## [Required task]
Present the following entries again, word for word and in full.

__________________________________________________

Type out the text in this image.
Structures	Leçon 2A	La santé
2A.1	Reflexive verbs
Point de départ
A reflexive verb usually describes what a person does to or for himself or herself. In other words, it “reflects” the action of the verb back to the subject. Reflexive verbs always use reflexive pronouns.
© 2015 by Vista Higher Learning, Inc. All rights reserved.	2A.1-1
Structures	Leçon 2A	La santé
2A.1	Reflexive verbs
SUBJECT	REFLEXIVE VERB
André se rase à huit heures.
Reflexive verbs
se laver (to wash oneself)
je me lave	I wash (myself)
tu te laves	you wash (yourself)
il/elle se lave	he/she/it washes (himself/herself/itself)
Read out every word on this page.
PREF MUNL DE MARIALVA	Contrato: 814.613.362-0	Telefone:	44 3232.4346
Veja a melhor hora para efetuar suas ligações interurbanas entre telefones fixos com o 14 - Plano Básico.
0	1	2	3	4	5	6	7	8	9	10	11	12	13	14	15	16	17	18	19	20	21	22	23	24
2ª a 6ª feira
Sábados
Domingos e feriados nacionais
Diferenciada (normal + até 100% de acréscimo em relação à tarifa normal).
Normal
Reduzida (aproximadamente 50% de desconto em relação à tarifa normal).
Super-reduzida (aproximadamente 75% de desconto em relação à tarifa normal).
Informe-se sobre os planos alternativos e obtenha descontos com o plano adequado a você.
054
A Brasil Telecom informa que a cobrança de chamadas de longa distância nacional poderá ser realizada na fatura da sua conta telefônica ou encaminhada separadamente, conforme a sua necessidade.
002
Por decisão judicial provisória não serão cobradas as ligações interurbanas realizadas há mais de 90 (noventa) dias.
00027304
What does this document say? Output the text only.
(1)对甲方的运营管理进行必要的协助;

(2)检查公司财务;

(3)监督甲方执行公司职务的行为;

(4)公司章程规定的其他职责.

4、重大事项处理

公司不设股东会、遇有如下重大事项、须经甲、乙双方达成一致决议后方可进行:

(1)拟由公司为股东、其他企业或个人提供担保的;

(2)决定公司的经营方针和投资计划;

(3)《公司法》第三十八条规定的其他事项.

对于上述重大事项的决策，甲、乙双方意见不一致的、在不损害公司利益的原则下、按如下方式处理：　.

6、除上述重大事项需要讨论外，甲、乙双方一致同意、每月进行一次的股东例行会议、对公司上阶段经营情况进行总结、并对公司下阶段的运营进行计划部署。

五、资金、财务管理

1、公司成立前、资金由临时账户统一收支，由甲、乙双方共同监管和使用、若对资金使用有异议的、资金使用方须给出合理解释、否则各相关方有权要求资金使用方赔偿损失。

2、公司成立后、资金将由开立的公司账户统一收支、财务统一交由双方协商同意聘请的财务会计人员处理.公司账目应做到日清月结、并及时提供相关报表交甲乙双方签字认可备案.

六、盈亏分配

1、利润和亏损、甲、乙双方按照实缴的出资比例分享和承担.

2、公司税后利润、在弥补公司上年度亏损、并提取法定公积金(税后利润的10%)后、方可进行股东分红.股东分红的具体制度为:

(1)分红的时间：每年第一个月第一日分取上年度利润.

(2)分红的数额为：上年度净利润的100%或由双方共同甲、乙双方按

__________________________________________________

## [Task response]
Type out the text in this image.
Structures	Leçon 2A	La santé
2A.1	Reflexive verbs
Point de départ
A reflexive verb usually describes what a person does to or for himself or herself. In other words, it “reflects” the action of the verb back to the subject. Reflexive verbs always use reflexive pronouns.
© 2015 by Vista Higher Learning, Inc. All rights reserved.	2A.1-1
Structures	Leçon 2A	La santé
2A.1	Reflexive verbs
SUBJECT	REFLEXIVE VERB
André se rase à huit heures.
Reflexive verbs
se laver (to wash oneself)
je me lave	I wash (myself)
tu te laves	you wash (yourself)
il/elle se lave	he/she/it washes (himself/herself/itself)
Read out every word on this page.
PREF MUNL DE MARIALVA	Contrato: 814.613.362-0	Telefone:	44 3232.4346
Veja a melhor hora para efetuar suas ligações interurbanas entre telefones fixos com o 14 - Plano Básico.
0	1	2	3	4	5	6	7	8	9	10	11	12	13	14	15	16	17	18	19	20	21	22	23	24
2ª a 6ª feira
Sábados
Domingos e feriados nacionais
Diferenciada (normal + até 100% de acréscimo em relação à tarifa normal).
Normal
Reduzida (aproximadamente 50% de desconto em relação à tarifa normal).
Super-reduzida (aproximadamente 75% de desconto em relação à tarifa normal).
Informe-se sobre os planos alternativos e obtenha descontos com o plano adequado a você.
054
A Brasil Telecom informa que a cobrança de chamadas de longa distância nacional poderá ser realizada na fatura da sua conta telefônica ou encaminhada separadamente, conforme a sua necessidade.
002
Por decisão judicial provisória não serão cobradas as ligações interurbanas realizadas há mais de 90 (noventa) dias.
00027304
What does this document say? Output the text only.
(1)对甲方的运营管理进行必要的协助;

(2)检查公司财务;

(3)监督甲方执行公司职务的行为;

(4)公司章程规定的其他职责.

4、重大事项处理

公司不设股东会、遇有如下重大事项、须经甲、乙双方达成一致决议后方可进行:

(1)拟由公司为股东、其他企业或个人提供担保的;

(2)决定公司的经营方针和投资计划;

(3)《公司法》第三十八条规定的其他事项.

对于上述重大事项的决策，甲、乙双方意见不一致的、在不损害公司利益的原则下、按如下方式处理：　.

6、除上述重大事项需要讨论外，甲、乙双方一致同意、每月进行一次的股东例行会议、对公司上阶段经营情况进行总结、并对公司下阶段的运营进行计划部署。

五、资金、财务管理

1、公司成立前、资金由临时账户统一收支，由甲、乙双方共同监管和使用、若对资金使用有异议的、资金使用方须给出合理解释、否则各相关方有权要求资金使用方赔偿损失。

2、公司成立后、资金将由开立的公司账户统一收支、财务统一交由双方协商同意聘请的财务会计人员处理.公司账目应做到日清月结、并及时提供相关报表交甲乙双方签字认可备案.

六、盈亏分配

1、利润和亏损、甲、乙双方按照实缴的出资比例分享和承担.

2、公司税后利润、在弥补公司上年度亏损、并提取法定公积金(税后利润的10%)后、方可进行股东分红.股东分红的具体制度为:

(1)分红的时间：每年第一个月第一日分取上年度利润.

(2)分红的数额为：上年度净利润的100%或由双方共同甲、乙双方按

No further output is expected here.